Job: Can you swap every "Circle shape" for "Round shape" in the entries from the start through the line containing "What elements are", change nothing else, and return those lines without the pictures?
#####
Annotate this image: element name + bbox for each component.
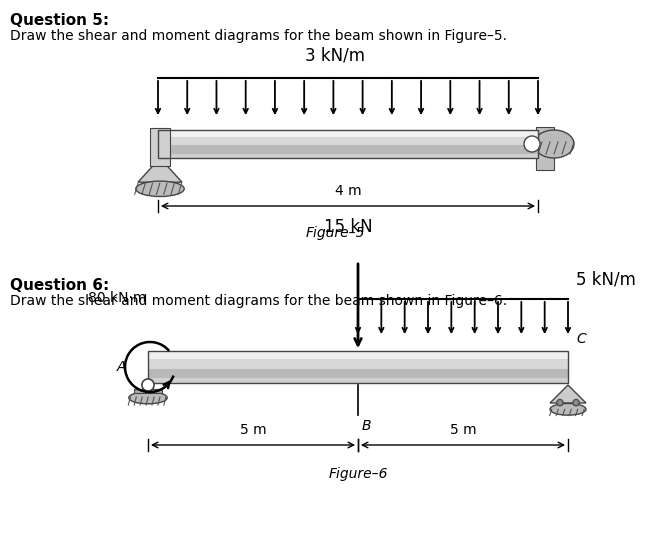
Text: Figure–6: Figure–6 [328,467,388,481]
Circle shape [142,379,154,391]
Bar [158,137,538,145]
Text: Question 6:: Question 6: [10,278,109,293]
Bar [158,130,538,158]
Circle shape [573,399,579,406]
Text: C: C [576,332,586,346]
Text: A: A [117,360,126,374]
Text: 3 kN/m: 3 kN/m [305,46,365,64]
Polygon shape [138,158,182,182]
Bar [158,145,538,154]
Text: 4 m: 4 m [335,184,361,198]
Bar [158,154,538,158]
Ellipse shape [534,130,574,158]
Polygon shape [550,385,586,403]
Text: 5 kN/m: 5 kN/m [576,271,636,289]
Text: Draw the shear and moment diagrams for the beam shown in Figure–6.: Draw the shear and moment diagrams for t… [10,294,507,308]
Text: 5 m: 5 m [240,423,266,437]
Text: Question 5:: Question 5: [10,13,109,28]
Circle shape [557,399,563,406]
Bar [148,369,568,378]
Text: 15 kN: 15 kN [323,218,372,236]
Circle shape [524,136,540,152]
Text: Draw the shear and moment diagrams for the beam shown in Figure–5.: Draw the shear and moment diagrams for t… [10,29,507,43]
Bar [536,127,554,170]
Ellipse shape [129,392,167,404]
Text: 80 kN·m: 80 kN·m [88,291,146,305]
Bar [148,359,568,369]
Bar [148,351,568,383]
Bar [150,128,170,166]
Ellipse shape [550,403,586,415]
Text: B: B [362,419,372,433]
Bar [134,389,162,393]
Text: Figure–5: Figure–5 [305,226,365,240]
Bar [148,378,568,383]
Bar [148,351,568,359]
Text: 5 m: 5 m [450,423,476,437]
Ellipse shape [136,181,185,197]
Bar [158,130,538,137]
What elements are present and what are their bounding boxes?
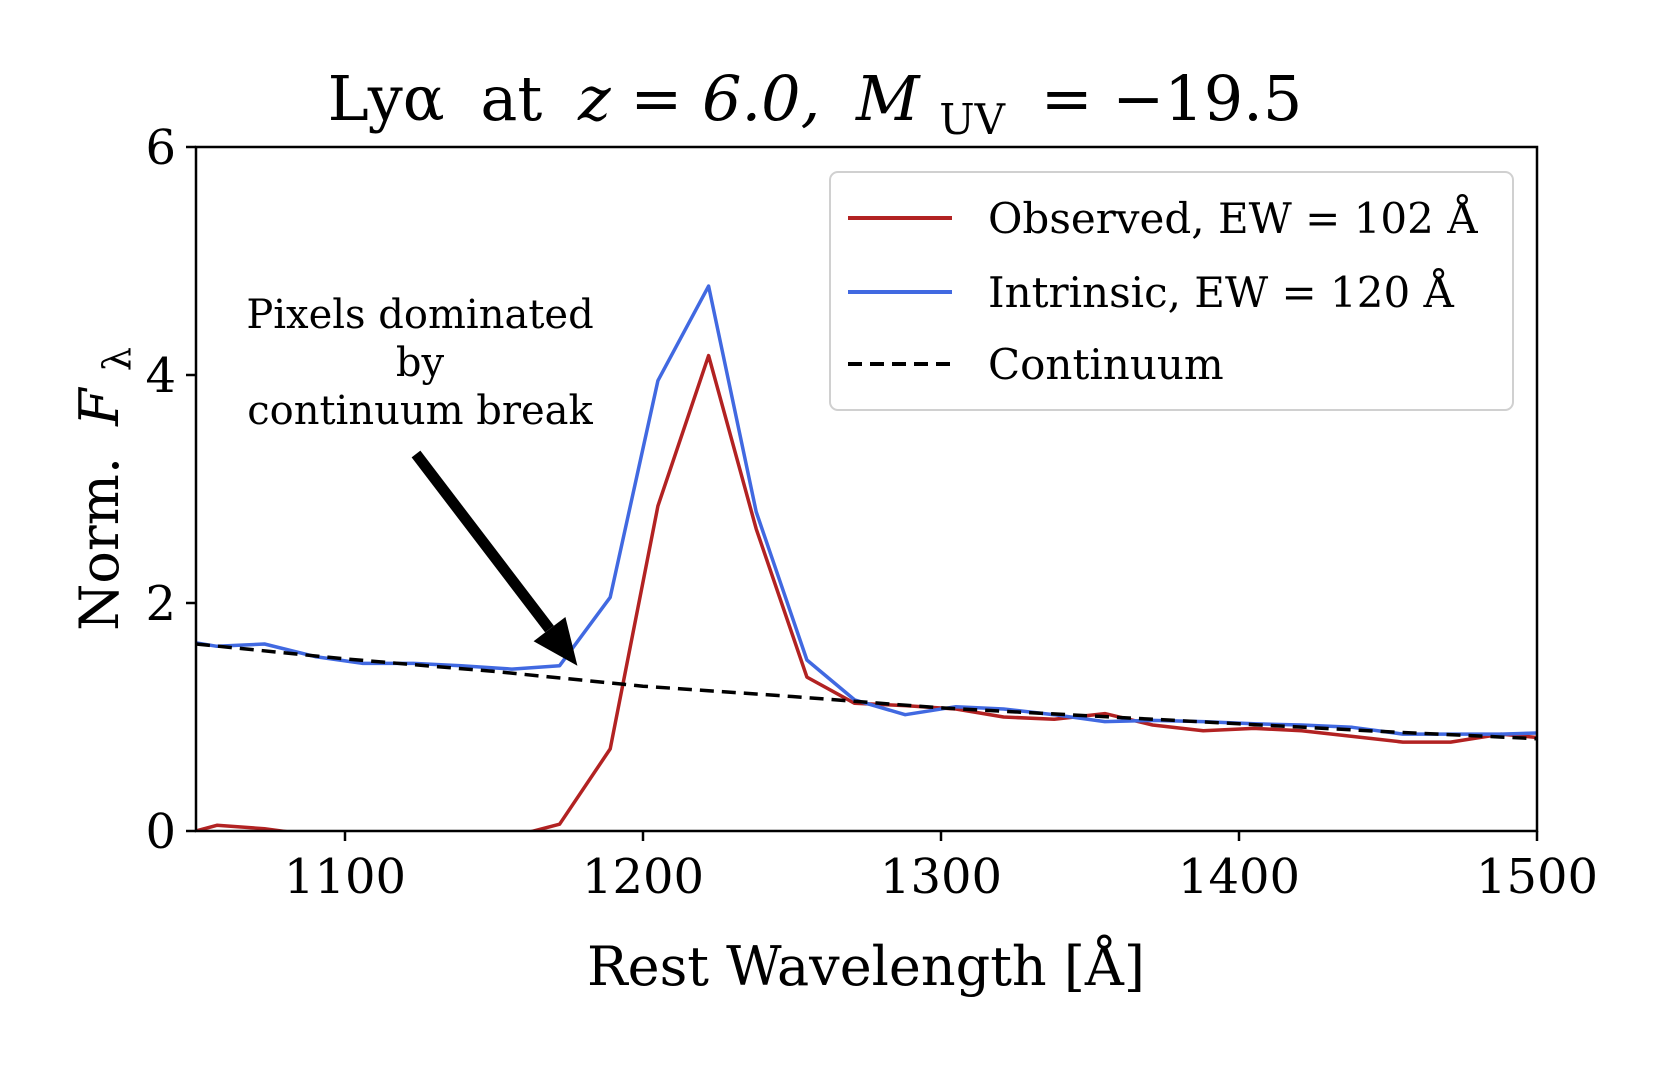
y-axis-label-main: Norm. bbox=[68, 457, 131, 631]
y-tick-label: 0 bbox=[145, 804, 176, 860]
y-tick-label: 2 bbox=[145, 576, 176, 632]
legend-label-intrinsic: Intrinsic, EW = 120 Å bbox=[988, 267, 1455, 317]
x-tick-label: 1300 bbox=[880, 849, 1002, 905]
x-axis-label: Rest Wavelength [Å] bbox=[587, 933, 1145, 998]
annotation-arrow-shaft bbox=[411, 450, 554, 633]
annotation-line-1: Pixels dominated bbox=[246, 292, 593, 338]
annotation-arrow-head bbox=[533, 617, 578, 666]
chart-title: Lyα at z = 6.0, M UV = −19.5 bbox=[328, 62, 1303, 149]
title-m-symbol: M bbox=[855, 62, 921, 135]
series-line-continuum bbox=[196, 642, 1537, 741]
y-tick-label: 6 bbox=[145, 120, 176, 176]
legend-label-continuum: Continuum bbox=[988, 340, 1224, 389]
y-axis-label: Norm. F λ bbox=[68, 347, 139, 631]
title-at: at bbox=[480, 62, 542, 135]
annotation-line-2: by bbox=[396, 340, 445, 386]
legend-box bbox=[829, 171, 1514, 411]
y-axis-label-symbol: F bbox=[68, 386, 131, 427]
plot-layer bbox=[196, 284, 1537, 831]
x-tick-label: 1400 bbox=[1178, 849, 1300, 905]
ticks-layer: 1100 1200 1300 1400 1500 0 2 4 6 bbox=[145, 120, 1598, 905]
annotation: Pixels dominated by continuum break bbox=[246, 292, 594, 666]
annotation-line-3: continuum break bbox=[247, 388, 593, 434]
legend-label-observed: Observed, EW = 102 Å bbox=[988, 193, 1478, 243]
title-m-sub: UV bbox=[939, 95, 1005, 144]
legend: Observed, EW = 102 Å Intrinsic, EW = 120… bbox=[829, 171, 1514, 411]
x-tick-label: 1500 bbox=[1476, 849, 1598, 905]
y-tick-label: 4 bbox=[145, 348, 176, 404]
x-tick-label: 1100 bbox=[284, 849, 406, 905]
series-line-observed bbox=[196, 353, 1537, 831]
title-z-expr: z = 6.0, bbox=[577, 62, 820, 135]
title-line: Lyα bbox=[328, 62, 445, 135]
y-axis-label-sub: λ bbox=[95, 347, 139, 371]
plot-frame bbox=[194, 145, 1539, 833]
title-m-value: = −19.5 bbox=[1041, 62, 1303, 135]
x-tick-label: 1200 bbox=[582, 849, 704, 905]
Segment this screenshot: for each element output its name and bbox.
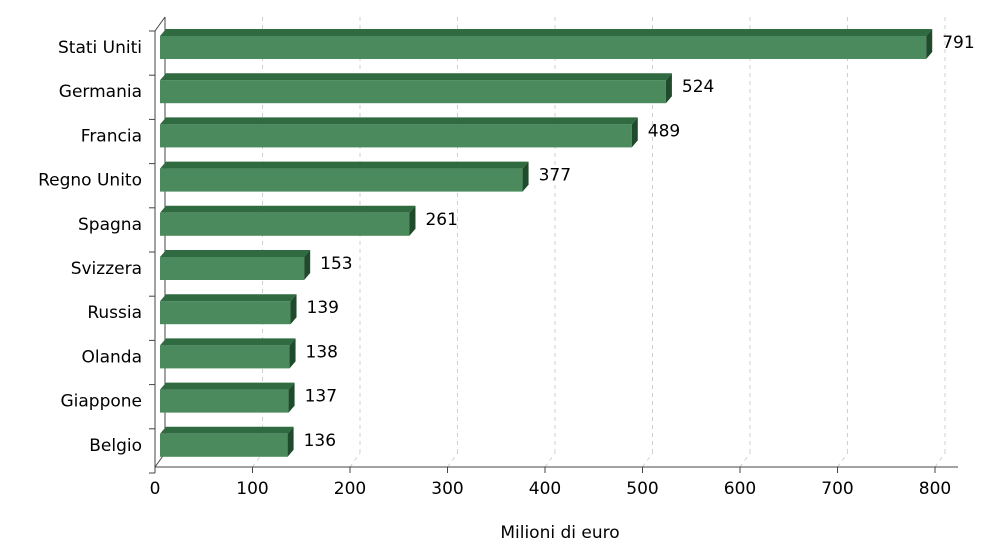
gridline-floor bbox=[642, 452, 653, 468]
bar-side-face bbox=[287, 426, 294, 457]
gridline-floor bbox=[934, 452, 946, 468]
category-label: Belgio bbox=[89, 436, 142, 456]
data-label: 524 bbox=[682, 77, 714, 97]
bar-side-face bbox=[409, 205, 416, 236]
bar bbox=[160, 294, 297, 325]
gridline-floor bbox=[837, 452, 848, 468]
bar-top-face bbox=[160, 205, 416, 213]
bar-side-face bbox=[288, 382, 295, 413]
bar-side-face bbox=[522, 161, 529, 192]
data-label: 138 bbox=[306, 342, 338, 362]
x-tick-label: 800 bbox=[919, 479, 951, 499]
x-tick-label: 0 bbox=[150, 479, 161, 499]
data-label: 489 bbox=[648, 121, 680, 141]
bar-side-face bbox=[926, 29, 933, 59]
bar bbox=[160, 205, 416, 236]
bar-side-face bbox=[289, 338, 296, 369]
bar-side-face bbox=[290, 294, 297, 325]
data-label: 136 bbox=[304, 431, 336, 451]
x-axis-title: Milioni di euro bbox=[500, 523, 619, 543]
data-label: 137 bbox=[305, 387, 337, 407]
category-label: Russia bbox=[87, 303, 142, 323]
gridline-floor bbox=[447, 452, 458, 468]
data-label: 377 bbox=[539, 166, 571, 186]
bar bbox=[160, 117, 638, 148]
labels: 0 100 200 300 400 500 600 700 800 Stati Uniti 791 G… bbox=[38, 33, 975, 499]
x-tick-label: 300 bbox=[431, 479, 463, 499]
bars bbox=[160, 29, 933, 457]
bar-front-face bbox=[160, 257, 305, 280]
bar-top-face bbox=[160, 117, 638, 125]
bar-front-face bbox=[160, 168, 523, 192]
x-tick-label: 700 bbox=[821, 479, 853, 499]
bar-top-face bbox=[160, 382, 295, 390]
bar-top-face bbox=[160, 250, 311, 257]
bar-top-face bbox=[160, 338, 296, 346]
category-label: Regno Unito bbox=[38, 171, 142, 191]
gridline-floor bbox=[349, 452, 361, 468]
bar bbox=[160, 73, 672, 104]
bar-top-face bbox=[160, 161, 529, 169]
bar-front-face bbox=[160, 212, 410, 236]
bar-front-face bbox=[160, 36, 927, 59]
category-label: Francia bbox=[81, 126, 142, 146]
bar-side-face bbox=[665, 73, 672, 104]
category-label: Spagna bbox=[78, 215, 142, 235]
bar-top-face bbox=[160, 73, 672, 81]
bar bbox=[160, 161, 529, 192]
bar-side-face bbox=[304, 250, 311, 280]
bar bbox=[160, 382, 295, 413]
bar-front-face bbox=[160, 124, 632, 148]
data-label: 261 bbox=[425, 210, 457, 230]
bar-front-face bbox=[160, 345, 290, 369]
category-label: Stati Uniti bbox=[58, 38, 142, 58]
category-label: Germania bbox=[59, 82, 142, 102]
bar-front-face bbox=[160, 301, 291, 325]
bar-front-face bbox=[160, 389, 289, 413]
x-tick-label: 200 bbox=[334, 479, 366, 499]
bar bbox=[160, 338, 296, 369]
bar bbox=[160, 426, 294, 457]
data-label: 791 bbox=[942, 33, 974, 53]
category-label: Olanda bbox=[81, 347, 142, 367]
gridline-floor bbox=[252, 452, 263, 468]
bar-front-face bbox=[160, 80, 666, 104]
x-tick-label: 500 bbox=[626, 479, 658, 499]
x-tick-label: 600 bbox=[724, 479, 756, 499]
category-label: Svizzera bbox=[71, 259, 142, 279]
gridline-floor bbox=[739, 452, 751, 468]
bar-top-face bbox=[160, 29, 933, 36]
y-axis-top-slant bbox=[154, 16, 166, 32]
bar-front-face bbox=[160, 433, 288, 457]
gridline-floor bbox=[544, 452, 556, 468]
category-label: Giappone bbox=[60, 392, 142, 412]
data-label: 153 bbox=[320, 254, 352, 274]
bar-top-face bbox=[160, 294, 297, 302]
bar-top-face bbox=[160, 426, 294, 434]
x-tick-label: 100 bbox=[236, 479, 268, 499]
bar bbox=[160, 29, 933, 59]
data-label: 139 bbox=[307, 298, 339, 318]
bar-side-face bbox=[631, 117, 638, 148]
bar bbox=[160, 250, 311, 280]
x-tick-label: 400 bbox=[529, 479, 561, 499]
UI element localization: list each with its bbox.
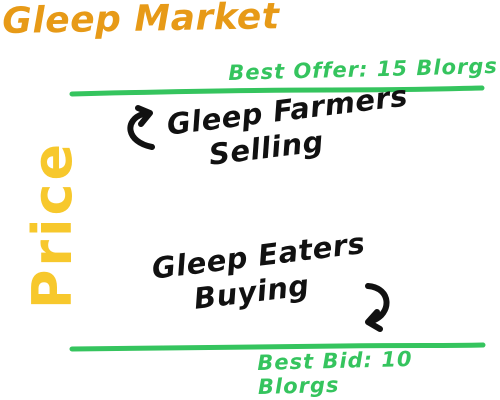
best-bid-line bbox=[69, 342, 486, 352]
diagram-title: Gleep Market bbox=[1, 0, 280, 42]
best-offer-line bbox=[69, 85, 485, 97]
best-bid-label: Best Bid: 10 Blorgs bbox=[257, 346, 413, 399]
curved-arrow-up-icon bbox=[127, 105, 155, 150]
curved-arrow-down-icon bbox=[365, 283, 390, 332]
price-axis-label: Price bbox=[21, 140, 85, 310]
#####
Exercise response:
Annotate this image: element name + bbox for each component.
Text: Figure–6: Figure–6 [328,467,388,481]
Round shape [142,379,154,391]
Bar [158,137,538,145]
Text: Question 6:: Question 6: [10,278,109,293]
Bar [158,130,538,158]
Round shape [573,399,579,406]
Text: C: C [576,332,586,346]
Text: A: A [117,360,126,374]
Text: 3 kN/m: 3 kN/m [305,46,365,64]
Polygon shape [138,158,182,182]
Bar [158,145,538,154]
Text: 4 m: 4 m [335,184,361,198]
Bar [158,154,538,158]
Ellipse shape [534,130,574,158]
Polygon shape [550,385,586,403]
Text: 5 kN/m: 5 kN/m [576,271,636,289]
Text: Draw the shear and moment diagrams for the beam shown in Figure–6.: Draw the shear and moment diagrams for t… [10,294,507,308]
Text: 5 m: 5 m [240,423,266,437]
Text: Question 5:: Question 5: [10,13,109,28]
Round shape [557,399,563,406]
Bar [148,369,568,378]
Text: 15 kN: 15 kN [323,218,372,236]
Round shape [524,136,540,152]
Text: Draw the shear and moment diagrams for the beam shown in Figure–5.: Draw the shear and moment diagrams for t… [10,29,507,43]
Bar [536,127,554,170]
Ellipse shape [129,392,167,404]
Text: 80 kN·m: 80 kN·m [88,291,146,305]
Bar [148,359,568,369]
Bar [148,351,568,383]
Bar [150,128,170,166]
Ellipse shape [550,403,586,415]
Text: B: B [362,419,372,433]
Bar [134,389,162,393]
Text: Figure–5: Figure–5 [305,226,365,240]
Bar [148,378,568,383]
Bar [148,351,568,359]
Text: 5 m: 5 m [450,423,476,437]
Ellipse shape [136,181,185,197]
Bar [158,130,538,137]
What elements are present and what are their bounding boxes?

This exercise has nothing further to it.